Problem statement ::
Set down every entry below exactly as it stands.

Start of Extracted information

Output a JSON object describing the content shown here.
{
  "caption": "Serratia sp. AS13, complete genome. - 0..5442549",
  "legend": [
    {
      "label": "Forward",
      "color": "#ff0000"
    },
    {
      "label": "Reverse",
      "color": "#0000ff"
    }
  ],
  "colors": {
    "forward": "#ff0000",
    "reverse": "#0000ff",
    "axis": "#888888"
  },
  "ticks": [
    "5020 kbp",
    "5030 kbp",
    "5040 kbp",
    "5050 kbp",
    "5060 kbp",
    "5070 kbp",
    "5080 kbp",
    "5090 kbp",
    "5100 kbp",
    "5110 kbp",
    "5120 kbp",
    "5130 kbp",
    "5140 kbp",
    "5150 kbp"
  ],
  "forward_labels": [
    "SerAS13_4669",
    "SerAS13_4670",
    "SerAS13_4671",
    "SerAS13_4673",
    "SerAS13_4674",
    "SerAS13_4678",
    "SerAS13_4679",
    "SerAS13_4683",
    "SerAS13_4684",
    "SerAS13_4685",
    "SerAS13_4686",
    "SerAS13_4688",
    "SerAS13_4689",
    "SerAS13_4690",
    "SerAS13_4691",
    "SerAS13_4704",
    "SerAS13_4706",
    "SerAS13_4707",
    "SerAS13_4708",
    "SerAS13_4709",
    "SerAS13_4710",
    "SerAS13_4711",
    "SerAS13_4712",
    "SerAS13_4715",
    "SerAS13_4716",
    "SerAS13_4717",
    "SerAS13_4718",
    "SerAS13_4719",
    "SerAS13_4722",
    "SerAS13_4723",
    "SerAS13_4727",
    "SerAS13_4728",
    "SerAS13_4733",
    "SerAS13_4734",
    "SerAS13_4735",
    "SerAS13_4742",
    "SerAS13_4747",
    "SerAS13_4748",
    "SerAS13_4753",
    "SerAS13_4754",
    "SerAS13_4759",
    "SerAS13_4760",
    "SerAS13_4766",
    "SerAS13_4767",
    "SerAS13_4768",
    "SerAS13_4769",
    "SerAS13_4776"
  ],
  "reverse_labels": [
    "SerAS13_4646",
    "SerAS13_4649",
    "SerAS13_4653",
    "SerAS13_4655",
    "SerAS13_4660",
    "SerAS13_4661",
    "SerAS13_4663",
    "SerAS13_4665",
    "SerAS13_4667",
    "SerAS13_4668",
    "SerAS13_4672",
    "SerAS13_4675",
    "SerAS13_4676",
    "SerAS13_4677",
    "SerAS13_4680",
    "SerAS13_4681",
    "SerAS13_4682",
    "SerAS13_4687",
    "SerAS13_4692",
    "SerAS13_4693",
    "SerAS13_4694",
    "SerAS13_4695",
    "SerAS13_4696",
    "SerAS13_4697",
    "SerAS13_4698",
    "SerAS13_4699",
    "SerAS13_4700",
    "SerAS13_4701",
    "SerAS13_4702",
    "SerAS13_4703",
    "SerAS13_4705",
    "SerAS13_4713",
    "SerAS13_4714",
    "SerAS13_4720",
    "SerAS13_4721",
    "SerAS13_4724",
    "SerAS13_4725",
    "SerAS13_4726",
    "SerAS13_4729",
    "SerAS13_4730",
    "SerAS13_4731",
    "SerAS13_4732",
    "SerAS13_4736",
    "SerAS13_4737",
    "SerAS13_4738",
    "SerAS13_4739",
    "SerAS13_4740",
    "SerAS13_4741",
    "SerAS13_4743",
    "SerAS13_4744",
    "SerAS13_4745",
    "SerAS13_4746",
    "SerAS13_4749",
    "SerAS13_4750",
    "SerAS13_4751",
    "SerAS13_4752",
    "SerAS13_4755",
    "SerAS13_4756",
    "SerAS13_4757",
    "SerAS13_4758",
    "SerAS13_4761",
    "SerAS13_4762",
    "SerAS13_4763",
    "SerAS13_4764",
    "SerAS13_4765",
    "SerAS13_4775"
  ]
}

End of Extracted information

Output below ::
Output a JSON object describing the content shown here.
{
  "caption": "Serratia sp. AS13, complete genome. - 0..5442549",
  "legend": [
    {
      "label": "Forward",
      "color": "#ff0000"
    },
    {
      "label": "Reverse",
      "color": "#0000ff"
    }
  ],
  "colors": {
    "forward": "#ff0000",
    "reverse": "#0000ff",
    "axis": "#888888"
  },
  "ticks": [
    "5020 kbp",
    "5030 kbp",
    "5040 kbp",
    "5050 kbp",
    "5060 kbp",
    "5070 kbp",
    "5080 kbp",
    "5090 kbp",
    "5100 kbp",
    "5110 kbp",
    "5120 kbp",
    "5130 kbp",
    "5140 kbp",
    "5150 kbp"
  ],
  "forward_labels": [
    "SerAS13_4669",
    "SerAS13_4670",
    "SerAS13_4671",
    "SerAS13_4673",
    "SerAS13_4674",
    "SerAS13_4678",
    "SerAS13_4679",
    "SerAS13_4683",
    "SerAS13_4684",
    "SerAS13_4685",
    "SerAS13_4686",
    "SerAS13_4688",
    "SerAS13_4689",
    "SerAS13_4690",
    "SerAS13_4691",
    "SerAS13_4704",
    "SerAS13_4706",
    "SerAS13_4707",
    "SerAS13_4708",
    "SerAS13_4709",
    "SerAS13_4710",
    "SerAS13_4711",
    "SerAS13_4712",
    "SerAS13_4715",
    "SerAS13_4716",
    "SerAS13_4717",
    "SerAS13_4718",
    "SerAS13_4719",
    "SerAS13_4722",
    "SerAS13_4723",
    "SerAS13_4727",
    "SerAS13_4728",
    "SerAS13_4733",
    "SerAS13_4734",
    "SerAS13_4735",
    "SerAS13_4742",
    "SerAS13_4747",
    "SerAS13_4748",
    "SerAS13_4753",
    "SerAS13_4754",
    "SerAS13_4759",
    "SerAS13_4760",
    "SerAS13_4766",
    "SerAS13_4767",
    "SerAS13_4768",
    "SerAS13_4769",
    "SerAS13_4776"
  ],
  "reverse_labels": [
    "SerAS13_4646",
    "SerAS13_4649",
    "SerAS13_4653",
    "SerAS13_4655",
    "SerAS13_4660",
    "SerAS13_4661",
    "SerAS13_4663",
    "SerAS13_4665",
    "SerAS13_4667",
    "SerAS13_4668",
    "SerAS13_4672",
    "SerAS13_4675",
    "SerAS13_4676",
    "SerAS13_4677",
    "SerAS13_4680",
    "SerAS13_4681",
    "SerAS13_4682",
    "SerAS13_4687",
    "SerAS13_4692",
    "SerAS13_4693",
    "SerAS13_4694",
    "SerAS13_4695",
    "SerAS13_4696",
    "SerAS13_4697",
    "SerAS13_4698",
    "SerAS13_4699",
    "SerAS13_4700",
    "SerAS13_4701",
    "SerAS13_4702",
    "SerAS13_4703",
    "SerAS13_4705",
    "SerAS13_4713",
    "SerAS13_4714",
    "SerAS13_4720",
    "SerAS13_4721",
    "SerAS13_4724",
    "SerAS13_4725",
    "SerAS13_4726",
    "SerAS13_4729",
    "SerAS13_4730",
    "SerAS13_4731",
    "SerAS13_4732",
    "SerAS13_4736",
    "SerAS13_4737",
    "SerAS13_4738",
    "SerAS13_4739",
    "SerAS13_4740",
    "SerAS13_4741",
    "SerAS13_4743",
    "SerAS13_4744",
    "SerAS13_4745",
    "SerAS13_4746",
    "SerAS13_4749",
    "SerAS13_4750",
    "SerAS13_4751",
    "SerAS13_4752",
    "SerAS13_4755",
    "SerAS13_4756",
    "SerAS13_4757",
    "SerAS13_4758",
    "SerAS13_4761",
    "SerAS13_4762",
    "SerAS13_4763",
    "SerAS13_4764",
    "SerAS13_4765",
    "SerAS13_4775"
  ]
}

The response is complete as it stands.